*Problem requirements*
Locate each line below that includes "места" and reproduce it.

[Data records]
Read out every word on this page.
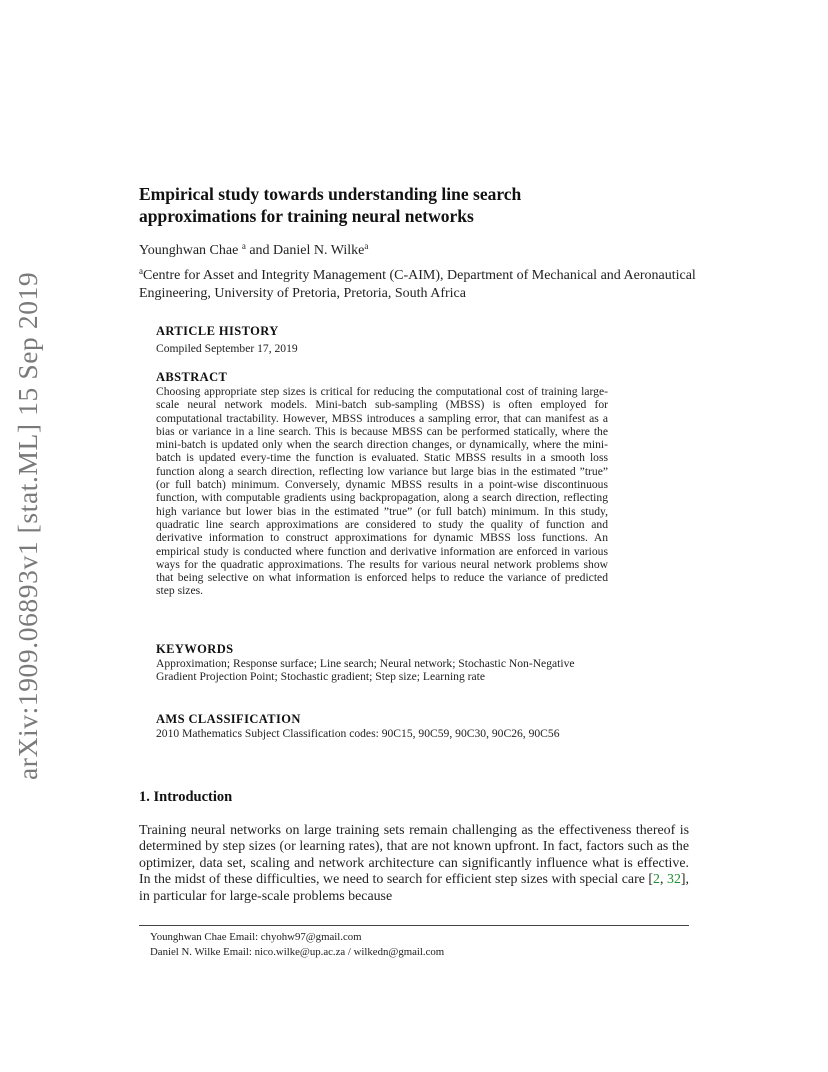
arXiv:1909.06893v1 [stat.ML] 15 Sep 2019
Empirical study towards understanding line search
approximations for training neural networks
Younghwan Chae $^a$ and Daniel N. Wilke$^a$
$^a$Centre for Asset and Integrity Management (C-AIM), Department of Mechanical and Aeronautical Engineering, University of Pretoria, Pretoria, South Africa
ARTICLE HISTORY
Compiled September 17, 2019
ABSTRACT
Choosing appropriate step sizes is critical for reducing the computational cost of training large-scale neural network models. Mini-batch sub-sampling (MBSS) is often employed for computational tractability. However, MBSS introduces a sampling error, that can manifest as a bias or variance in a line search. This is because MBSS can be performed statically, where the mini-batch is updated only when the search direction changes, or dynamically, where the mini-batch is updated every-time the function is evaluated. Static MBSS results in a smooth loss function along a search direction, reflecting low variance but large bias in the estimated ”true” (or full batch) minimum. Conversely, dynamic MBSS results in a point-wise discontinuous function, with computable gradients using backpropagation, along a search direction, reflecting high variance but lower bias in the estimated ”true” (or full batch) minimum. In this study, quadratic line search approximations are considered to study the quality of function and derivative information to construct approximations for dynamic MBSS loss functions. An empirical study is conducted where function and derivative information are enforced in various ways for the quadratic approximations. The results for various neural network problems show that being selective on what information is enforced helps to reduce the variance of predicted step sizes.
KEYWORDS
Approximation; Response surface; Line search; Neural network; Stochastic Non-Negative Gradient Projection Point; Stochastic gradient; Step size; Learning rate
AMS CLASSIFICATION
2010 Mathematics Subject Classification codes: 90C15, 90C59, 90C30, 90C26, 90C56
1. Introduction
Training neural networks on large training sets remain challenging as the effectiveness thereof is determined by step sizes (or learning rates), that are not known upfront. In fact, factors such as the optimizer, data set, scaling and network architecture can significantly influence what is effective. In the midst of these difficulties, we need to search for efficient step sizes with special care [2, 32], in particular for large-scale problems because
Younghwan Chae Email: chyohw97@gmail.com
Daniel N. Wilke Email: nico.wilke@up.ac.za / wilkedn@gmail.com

---

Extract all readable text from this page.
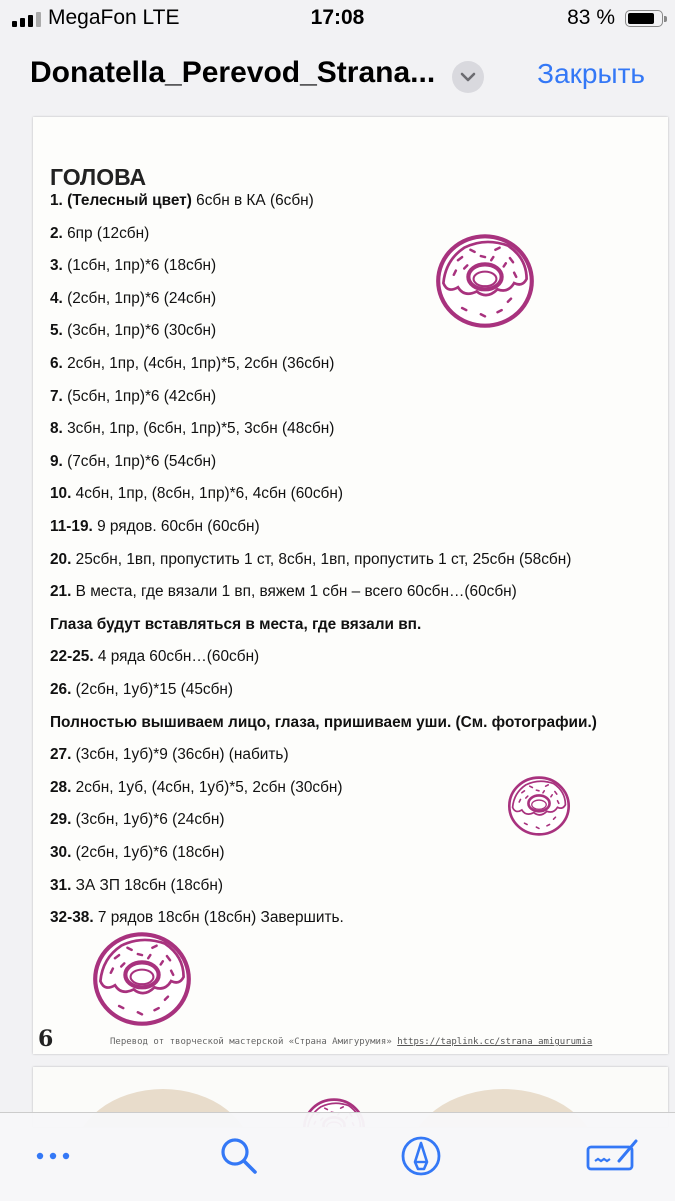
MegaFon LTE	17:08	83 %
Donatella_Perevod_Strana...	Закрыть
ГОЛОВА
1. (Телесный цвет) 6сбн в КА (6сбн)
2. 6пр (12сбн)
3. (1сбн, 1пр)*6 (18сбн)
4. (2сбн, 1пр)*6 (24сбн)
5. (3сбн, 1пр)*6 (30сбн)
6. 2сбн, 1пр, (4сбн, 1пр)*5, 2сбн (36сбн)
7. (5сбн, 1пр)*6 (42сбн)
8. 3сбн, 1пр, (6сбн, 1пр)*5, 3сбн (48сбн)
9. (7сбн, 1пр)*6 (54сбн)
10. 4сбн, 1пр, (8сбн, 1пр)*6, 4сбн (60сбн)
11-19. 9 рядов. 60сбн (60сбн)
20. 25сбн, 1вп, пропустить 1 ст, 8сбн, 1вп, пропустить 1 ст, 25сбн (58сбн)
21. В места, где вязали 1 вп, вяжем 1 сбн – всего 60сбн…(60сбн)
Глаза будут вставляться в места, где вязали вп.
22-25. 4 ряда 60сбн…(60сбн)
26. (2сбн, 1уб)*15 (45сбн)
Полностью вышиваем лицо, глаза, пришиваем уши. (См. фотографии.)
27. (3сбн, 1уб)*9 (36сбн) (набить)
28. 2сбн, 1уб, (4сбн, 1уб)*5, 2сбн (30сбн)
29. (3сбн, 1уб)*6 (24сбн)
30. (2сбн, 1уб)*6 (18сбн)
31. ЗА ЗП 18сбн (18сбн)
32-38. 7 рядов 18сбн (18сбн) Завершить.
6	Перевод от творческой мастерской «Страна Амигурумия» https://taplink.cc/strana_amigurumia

* * *

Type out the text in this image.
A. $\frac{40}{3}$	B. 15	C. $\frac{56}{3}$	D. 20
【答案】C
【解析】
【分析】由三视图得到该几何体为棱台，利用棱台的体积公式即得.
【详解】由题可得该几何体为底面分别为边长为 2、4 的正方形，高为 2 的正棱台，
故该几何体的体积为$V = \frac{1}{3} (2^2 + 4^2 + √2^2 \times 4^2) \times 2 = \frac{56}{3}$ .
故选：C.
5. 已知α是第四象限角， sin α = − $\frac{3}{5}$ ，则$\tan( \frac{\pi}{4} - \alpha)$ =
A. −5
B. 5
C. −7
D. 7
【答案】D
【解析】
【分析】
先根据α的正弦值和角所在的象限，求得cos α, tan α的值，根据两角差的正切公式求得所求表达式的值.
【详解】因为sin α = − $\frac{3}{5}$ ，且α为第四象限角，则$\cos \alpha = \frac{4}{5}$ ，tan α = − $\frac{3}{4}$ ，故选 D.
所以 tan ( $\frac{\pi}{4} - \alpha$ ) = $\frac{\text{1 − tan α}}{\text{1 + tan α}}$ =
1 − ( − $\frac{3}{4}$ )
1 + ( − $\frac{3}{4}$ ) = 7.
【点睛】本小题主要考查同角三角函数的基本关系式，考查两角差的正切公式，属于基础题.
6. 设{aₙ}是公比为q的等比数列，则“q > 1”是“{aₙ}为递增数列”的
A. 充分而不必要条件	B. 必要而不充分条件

*Output*
21. В места, где вязали 1 вп, вяжем 1 сбн – всего 60сбн…(60сбн)
Глаза будут вставляться в места, где вязали вп.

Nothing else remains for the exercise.